**SUPPLIED ENTRIES:**

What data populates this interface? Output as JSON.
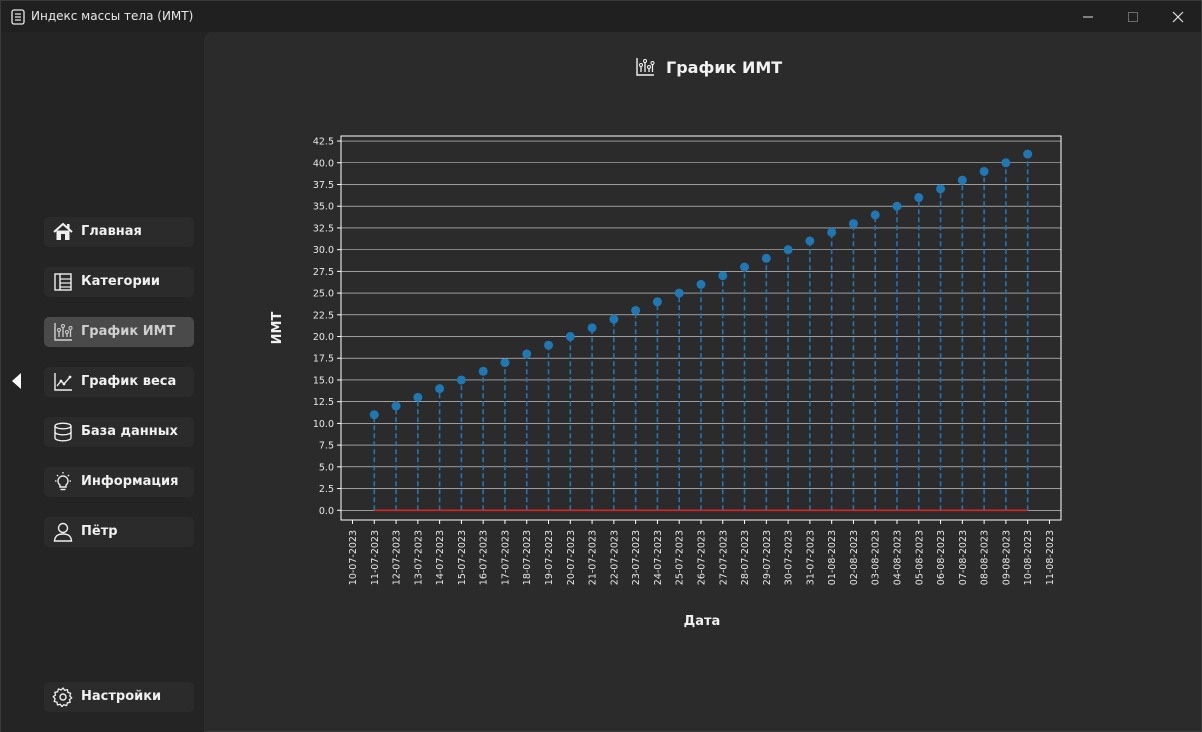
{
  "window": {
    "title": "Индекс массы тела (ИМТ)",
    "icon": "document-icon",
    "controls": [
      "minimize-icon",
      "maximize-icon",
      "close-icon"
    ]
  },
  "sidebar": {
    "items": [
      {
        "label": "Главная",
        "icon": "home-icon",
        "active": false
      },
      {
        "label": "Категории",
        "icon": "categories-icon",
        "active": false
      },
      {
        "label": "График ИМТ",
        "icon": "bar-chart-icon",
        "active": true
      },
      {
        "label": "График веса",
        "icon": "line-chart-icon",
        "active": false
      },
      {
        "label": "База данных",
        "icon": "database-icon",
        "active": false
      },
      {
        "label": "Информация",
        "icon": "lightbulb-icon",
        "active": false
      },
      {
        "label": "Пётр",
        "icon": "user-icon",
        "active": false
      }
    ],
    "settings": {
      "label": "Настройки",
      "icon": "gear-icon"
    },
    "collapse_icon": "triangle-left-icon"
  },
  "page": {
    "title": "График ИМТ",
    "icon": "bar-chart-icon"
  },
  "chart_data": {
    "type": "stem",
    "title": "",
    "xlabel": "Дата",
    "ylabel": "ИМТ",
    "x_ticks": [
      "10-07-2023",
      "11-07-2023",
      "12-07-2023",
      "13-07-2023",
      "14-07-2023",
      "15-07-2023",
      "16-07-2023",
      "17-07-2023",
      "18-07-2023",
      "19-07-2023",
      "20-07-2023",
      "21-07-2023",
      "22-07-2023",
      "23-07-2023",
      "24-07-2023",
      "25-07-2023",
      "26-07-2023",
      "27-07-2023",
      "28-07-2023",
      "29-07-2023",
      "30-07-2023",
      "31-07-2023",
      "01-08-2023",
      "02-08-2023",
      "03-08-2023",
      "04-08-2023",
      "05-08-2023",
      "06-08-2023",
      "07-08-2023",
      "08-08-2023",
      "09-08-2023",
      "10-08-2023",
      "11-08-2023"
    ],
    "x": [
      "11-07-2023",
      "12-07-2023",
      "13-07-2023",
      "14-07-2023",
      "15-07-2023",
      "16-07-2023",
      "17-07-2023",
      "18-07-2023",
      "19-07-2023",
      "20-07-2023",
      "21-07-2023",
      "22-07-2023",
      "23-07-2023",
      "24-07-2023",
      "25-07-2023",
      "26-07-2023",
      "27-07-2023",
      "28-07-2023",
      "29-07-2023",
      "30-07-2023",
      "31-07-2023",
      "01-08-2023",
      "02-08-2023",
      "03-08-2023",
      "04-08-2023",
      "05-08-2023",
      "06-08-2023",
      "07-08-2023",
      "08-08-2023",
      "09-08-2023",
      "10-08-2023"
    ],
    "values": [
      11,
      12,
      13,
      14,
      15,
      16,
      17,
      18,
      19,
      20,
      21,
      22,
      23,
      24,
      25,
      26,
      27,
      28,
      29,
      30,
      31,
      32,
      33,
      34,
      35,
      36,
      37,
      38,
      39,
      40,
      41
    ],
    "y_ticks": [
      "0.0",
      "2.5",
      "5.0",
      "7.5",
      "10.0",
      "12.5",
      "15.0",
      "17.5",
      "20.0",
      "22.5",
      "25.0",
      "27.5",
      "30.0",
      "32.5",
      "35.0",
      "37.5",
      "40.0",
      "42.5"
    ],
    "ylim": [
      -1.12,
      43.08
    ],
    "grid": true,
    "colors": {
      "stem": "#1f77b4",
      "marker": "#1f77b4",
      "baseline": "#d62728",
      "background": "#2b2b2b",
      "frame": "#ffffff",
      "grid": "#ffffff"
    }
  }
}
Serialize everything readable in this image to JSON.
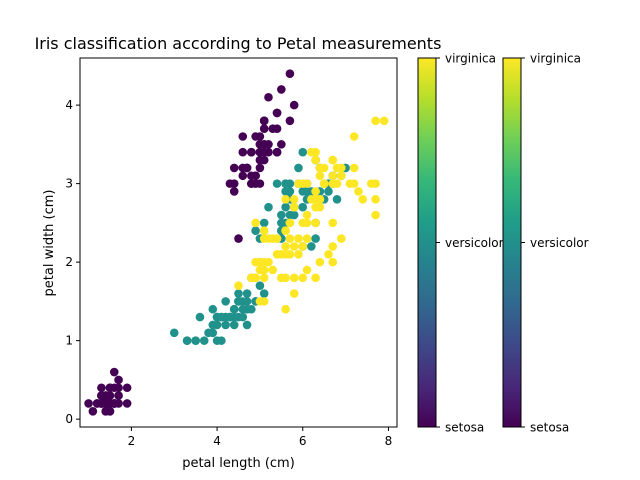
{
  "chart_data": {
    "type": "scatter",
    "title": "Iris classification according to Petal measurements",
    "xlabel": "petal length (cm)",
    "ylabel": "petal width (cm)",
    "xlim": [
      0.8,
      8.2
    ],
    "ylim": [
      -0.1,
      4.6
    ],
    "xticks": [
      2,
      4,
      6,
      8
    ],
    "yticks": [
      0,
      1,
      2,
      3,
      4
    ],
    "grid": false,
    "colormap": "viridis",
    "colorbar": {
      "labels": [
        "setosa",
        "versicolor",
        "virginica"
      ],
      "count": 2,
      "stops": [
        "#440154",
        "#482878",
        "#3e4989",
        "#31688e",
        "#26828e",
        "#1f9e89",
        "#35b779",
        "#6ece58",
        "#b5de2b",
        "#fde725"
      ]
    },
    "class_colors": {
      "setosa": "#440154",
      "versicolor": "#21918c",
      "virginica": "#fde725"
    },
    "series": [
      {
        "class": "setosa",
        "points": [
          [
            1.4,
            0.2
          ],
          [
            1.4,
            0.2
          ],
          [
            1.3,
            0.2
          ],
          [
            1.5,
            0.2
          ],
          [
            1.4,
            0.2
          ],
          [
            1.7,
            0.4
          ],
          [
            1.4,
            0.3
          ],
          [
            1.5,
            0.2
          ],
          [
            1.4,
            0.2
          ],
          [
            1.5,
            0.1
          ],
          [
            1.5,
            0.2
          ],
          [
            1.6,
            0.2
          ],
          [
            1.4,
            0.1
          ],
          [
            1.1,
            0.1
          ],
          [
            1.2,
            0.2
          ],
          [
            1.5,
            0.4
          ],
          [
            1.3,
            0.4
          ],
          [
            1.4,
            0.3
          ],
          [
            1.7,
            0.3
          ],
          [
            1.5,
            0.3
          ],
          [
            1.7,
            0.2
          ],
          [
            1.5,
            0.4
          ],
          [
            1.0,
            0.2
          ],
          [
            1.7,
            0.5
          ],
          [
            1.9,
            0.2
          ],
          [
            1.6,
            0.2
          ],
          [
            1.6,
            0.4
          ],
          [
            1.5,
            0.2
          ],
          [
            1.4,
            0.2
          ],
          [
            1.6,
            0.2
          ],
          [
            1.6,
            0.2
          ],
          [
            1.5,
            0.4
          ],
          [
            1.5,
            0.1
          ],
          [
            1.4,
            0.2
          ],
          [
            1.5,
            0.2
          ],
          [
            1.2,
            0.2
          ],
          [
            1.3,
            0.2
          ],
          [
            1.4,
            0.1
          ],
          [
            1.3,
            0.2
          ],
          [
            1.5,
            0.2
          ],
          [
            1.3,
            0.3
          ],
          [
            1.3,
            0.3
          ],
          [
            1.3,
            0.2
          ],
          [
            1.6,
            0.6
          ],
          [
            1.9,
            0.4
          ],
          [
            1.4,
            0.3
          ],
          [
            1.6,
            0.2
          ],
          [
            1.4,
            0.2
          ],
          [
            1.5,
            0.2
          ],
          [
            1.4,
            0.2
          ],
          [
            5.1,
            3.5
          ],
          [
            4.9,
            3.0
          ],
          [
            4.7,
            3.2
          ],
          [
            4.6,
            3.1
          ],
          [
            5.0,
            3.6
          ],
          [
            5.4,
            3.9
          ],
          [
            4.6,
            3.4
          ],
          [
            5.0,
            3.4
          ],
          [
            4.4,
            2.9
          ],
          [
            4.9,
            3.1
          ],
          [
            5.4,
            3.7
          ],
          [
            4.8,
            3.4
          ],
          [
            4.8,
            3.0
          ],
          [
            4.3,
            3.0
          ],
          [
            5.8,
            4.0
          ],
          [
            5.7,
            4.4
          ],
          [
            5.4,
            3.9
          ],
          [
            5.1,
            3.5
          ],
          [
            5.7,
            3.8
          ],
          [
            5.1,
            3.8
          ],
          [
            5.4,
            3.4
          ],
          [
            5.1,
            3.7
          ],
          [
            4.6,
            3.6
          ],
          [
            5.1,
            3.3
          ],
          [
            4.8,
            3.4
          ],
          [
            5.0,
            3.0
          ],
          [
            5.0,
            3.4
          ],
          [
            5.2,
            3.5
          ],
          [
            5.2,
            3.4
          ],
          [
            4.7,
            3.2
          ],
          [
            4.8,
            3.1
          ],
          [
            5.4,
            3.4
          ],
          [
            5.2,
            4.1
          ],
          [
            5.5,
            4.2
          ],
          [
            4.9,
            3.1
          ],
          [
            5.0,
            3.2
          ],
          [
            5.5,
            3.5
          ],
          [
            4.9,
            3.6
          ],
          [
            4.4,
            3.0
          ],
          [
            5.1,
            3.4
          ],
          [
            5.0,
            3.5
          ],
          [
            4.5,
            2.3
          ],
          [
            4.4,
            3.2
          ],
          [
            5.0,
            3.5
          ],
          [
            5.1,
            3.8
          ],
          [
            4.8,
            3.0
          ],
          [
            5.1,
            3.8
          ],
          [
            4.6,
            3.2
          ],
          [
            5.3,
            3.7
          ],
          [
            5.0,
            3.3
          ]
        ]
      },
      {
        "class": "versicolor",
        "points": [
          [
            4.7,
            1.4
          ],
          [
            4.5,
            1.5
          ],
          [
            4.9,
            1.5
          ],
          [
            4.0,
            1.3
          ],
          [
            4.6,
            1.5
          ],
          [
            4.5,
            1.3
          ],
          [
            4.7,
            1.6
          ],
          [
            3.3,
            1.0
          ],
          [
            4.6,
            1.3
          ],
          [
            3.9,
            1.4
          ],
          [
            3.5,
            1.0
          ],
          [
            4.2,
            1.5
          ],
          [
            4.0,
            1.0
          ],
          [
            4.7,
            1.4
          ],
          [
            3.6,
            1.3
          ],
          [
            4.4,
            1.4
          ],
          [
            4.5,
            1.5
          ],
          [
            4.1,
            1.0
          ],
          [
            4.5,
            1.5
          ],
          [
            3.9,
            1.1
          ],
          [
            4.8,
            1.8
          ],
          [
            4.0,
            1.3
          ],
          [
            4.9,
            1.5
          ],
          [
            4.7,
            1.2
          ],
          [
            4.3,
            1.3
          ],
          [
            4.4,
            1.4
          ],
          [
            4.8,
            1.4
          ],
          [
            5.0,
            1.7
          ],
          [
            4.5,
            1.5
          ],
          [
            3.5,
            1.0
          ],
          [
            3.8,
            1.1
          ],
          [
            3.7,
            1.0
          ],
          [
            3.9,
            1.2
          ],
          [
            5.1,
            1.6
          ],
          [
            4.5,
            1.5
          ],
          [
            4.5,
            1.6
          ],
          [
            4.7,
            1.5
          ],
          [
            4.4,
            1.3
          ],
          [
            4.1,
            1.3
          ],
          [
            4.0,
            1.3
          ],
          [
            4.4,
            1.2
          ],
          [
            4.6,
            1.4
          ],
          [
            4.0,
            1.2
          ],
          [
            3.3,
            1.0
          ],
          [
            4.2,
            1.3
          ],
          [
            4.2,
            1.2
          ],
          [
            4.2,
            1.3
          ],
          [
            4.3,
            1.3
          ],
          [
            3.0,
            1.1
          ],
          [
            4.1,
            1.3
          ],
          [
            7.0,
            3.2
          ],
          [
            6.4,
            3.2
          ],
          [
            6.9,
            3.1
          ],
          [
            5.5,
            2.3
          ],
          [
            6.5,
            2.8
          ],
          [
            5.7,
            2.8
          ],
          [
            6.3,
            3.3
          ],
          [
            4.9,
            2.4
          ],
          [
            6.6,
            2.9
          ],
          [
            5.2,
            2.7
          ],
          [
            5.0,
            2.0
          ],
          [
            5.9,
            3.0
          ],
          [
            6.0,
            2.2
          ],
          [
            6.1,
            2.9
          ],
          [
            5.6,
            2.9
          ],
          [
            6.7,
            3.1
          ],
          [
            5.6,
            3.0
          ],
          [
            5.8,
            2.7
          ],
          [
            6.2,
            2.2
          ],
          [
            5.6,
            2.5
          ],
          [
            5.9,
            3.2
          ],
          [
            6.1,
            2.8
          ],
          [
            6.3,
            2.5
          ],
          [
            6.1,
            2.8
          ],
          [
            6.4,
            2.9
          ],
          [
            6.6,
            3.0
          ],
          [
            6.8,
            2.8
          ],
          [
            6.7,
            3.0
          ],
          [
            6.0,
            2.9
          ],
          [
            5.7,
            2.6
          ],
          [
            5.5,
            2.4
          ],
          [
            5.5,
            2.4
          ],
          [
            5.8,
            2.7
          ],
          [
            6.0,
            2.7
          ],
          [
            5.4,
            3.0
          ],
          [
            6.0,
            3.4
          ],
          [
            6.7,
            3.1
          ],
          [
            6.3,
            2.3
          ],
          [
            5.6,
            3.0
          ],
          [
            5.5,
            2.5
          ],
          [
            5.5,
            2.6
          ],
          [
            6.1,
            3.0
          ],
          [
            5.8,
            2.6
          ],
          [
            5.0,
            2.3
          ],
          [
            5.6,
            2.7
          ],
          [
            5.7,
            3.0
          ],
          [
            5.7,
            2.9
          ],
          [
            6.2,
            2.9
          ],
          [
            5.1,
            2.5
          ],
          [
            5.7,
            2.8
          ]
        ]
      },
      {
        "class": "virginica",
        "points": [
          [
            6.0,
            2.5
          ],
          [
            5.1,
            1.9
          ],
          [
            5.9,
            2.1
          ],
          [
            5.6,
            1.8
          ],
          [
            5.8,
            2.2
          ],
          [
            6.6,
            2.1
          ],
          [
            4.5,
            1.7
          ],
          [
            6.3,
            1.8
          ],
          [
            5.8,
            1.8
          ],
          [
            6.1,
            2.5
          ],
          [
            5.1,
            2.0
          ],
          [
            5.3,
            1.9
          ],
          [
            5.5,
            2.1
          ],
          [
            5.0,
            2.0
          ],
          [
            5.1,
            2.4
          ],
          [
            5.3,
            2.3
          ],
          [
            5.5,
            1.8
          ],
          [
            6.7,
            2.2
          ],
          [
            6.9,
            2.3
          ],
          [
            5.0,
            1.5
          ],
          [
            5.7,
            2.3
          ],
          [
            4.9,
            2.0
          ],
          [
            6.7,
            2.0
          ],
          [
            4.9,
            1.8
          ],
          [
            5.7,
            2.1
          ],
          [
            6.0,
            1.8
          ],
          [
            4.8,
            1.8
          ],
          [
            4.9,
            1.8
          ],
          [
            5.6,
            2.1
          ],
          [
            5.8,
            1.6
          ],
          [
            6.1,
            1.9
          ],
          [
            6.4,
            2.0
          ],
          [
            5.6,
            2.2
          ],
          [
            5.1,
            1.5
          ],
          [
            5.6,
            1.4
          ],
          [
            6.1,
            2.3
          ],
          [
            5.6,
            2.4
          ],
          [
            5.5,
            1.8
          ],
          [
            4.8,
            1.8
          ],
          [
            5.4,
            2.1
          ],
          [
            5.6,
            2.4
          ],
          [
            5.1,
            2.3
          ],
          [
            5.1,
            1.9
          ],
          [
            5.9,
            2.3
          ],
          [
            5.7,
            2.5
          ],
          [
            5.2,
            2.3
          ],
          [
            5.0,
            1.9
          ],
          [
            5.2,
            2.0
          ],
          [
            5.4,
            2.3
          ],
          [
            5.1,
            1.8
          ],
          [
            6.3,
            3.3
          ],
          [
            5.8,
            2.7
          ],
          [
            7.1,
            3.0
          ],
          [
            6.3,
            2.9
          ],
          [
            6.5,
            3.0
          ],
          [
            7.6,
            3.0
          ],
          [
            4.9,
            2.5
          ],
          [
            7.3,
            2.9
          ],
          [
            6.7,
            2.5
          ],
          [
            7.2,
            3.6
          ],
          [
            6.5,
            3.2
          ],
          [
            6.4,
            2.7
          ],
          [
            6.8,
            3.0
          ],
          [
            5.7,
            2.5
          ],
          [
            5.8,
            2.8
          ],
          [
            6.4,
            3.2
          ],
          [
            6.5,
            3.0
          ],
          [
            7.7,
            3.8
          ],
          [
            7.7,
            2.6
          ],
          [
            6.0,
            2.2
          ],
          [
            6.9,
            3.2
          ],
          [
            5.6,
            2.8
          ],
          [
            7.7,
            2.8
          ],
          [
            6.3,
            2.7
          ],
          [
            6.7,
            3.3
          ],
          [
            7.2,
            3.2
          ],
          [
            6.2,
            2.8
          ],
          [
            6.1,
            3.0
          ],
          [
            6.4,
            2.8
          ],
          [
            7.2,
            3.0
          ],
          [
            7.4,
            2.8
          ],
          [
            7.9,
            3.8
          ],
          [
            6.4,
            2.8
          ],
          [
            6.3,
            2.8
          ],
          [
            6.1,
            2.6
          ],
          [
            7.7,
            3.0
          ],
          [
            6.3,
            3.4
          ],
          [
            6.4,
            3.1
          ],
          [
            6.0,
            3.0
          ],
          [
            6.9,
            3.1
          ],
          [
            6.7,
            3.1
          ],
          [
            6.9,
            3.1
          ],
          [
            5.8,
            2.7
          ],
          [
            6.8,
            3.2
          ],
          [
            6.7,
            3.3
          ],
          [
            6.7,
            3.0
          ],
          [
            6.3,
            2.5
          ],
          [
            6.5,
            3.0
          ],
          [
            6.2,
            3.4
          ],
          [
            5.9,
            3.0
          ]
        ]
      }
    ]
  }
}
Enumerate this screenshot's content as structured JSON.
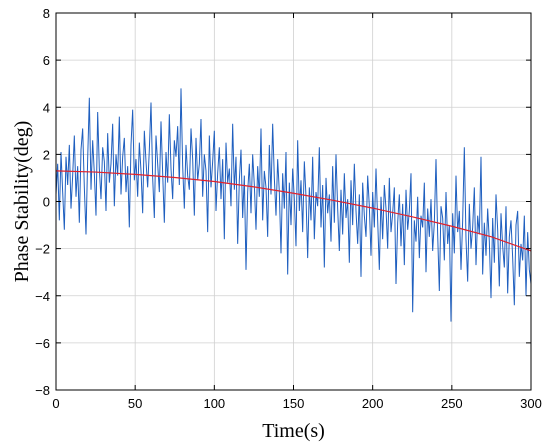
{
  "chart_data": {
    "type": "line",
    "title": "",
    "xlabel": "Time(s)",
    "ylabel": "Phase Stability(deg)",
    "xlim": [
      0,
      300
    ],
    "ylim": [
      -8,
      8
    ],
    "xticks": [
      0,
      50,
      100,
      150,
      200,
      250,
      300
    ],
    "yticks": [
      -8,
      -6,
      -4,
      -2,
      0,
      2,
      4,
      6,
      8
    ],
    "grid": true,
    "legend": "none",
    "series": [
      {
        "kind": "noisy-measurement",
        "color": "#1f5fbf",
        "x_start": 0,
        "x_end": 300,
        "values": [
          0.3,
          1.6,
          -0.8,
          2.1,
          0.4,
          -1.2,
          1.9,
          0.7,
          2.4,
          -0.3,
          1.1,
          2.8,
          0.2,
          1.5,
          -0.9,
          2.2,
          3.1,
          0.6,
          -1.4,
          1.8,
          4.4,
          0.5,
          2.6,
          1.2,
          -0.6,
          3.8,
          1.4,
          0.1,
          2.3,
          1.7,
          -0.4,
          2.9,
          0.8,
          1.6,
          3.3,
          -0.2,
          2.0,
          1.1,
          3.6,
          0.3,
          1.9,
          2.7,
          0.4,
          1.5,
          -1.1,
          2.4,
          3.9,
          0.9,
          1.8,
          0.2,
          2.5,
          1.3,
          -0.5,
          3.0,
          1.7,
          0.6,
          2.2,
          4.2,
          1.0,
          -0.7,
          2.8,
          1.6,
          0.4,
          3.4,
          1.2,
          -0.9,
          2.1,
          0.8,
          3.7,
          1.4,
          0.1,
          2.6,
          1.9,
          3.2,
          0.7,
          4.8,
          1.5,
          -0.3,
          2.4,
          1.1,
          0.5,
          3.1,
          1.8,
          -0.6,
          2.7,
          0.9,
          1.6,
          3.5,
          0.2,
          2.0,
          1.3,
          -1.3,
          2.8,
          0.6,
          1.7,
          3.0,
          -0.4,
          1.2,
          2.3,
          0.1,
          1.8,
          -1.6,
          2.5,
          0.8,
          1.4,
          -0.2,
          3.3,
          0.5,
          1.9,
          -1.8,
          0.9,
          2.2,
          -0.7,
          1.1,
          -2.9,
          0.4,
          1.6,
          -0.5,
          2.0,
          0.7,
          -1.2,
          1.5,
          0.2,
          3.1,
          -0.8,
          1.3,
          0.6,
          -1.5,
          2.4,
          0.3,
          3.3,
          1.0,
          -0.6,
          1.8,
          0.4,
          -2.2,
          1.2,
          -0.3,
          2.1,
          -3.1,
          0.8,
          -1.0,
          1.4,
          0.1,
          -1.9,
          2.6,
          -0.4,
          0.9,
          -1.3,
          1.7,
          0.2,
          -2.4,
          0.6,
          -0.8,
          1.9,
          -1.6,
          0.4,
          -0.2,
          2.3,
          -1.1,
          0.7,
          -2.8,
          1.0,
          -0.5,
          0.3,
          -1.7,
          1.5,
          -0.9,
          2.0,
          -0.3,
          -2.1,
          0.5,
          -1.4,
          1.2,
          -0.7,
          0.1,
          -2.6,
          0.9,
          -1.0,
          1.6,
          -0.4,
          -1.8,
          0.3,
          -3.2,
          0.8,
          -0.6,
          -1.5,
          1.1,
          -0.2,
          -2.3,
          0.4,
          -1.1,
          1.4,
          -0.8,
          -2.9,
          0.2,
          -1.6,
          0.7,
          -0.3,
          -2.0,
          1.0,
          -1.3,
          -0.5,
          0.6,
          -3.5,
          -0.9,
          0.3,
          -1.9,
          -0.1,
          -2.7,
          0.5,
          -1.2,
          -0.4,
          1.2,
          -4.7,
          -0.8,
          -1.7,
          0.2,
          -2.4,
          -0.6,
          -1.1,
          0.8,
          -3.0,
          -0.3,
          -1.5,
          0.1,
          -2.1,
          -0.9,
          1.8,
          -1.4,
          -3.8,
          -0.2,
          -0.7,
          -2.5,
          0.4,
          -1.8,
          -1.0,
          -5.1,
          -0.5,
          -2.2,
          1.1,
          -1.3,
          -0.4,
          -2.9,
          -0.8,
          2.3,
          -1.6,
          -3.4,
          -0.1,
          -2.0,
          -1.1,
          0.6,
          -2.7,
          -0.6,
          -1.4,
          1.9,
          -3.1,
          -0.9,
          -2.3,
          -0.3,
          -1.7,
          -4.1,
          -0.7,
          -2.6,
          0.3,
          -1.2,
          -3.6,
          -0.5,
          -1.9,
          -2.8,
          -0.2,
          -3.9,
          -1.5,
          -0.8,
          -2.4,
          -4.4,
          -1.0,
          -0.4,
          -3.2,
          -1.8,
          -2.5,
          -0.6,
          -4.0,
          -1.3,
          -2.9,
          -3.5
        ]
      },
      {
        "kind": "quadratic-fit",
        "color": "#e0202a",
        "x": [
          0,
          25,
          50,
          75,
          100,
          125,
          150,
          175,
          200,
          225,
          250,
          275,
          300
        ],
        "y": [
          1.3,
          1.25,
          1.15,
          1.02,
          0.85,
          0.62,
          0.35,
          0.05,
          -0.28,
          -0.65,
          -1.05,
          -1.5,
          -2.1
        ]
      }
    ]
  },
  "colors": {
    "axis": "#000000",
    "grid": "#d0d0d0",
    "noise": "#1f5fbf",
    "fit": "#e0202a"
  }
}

**PROBLEM TO WORK ON:**
Search the lines above for the string "kind" and copy each line that has it.

**WORKED SOLUTION:**
        "kind": "noisy-measurement",
        "kind": "quadratic-fit",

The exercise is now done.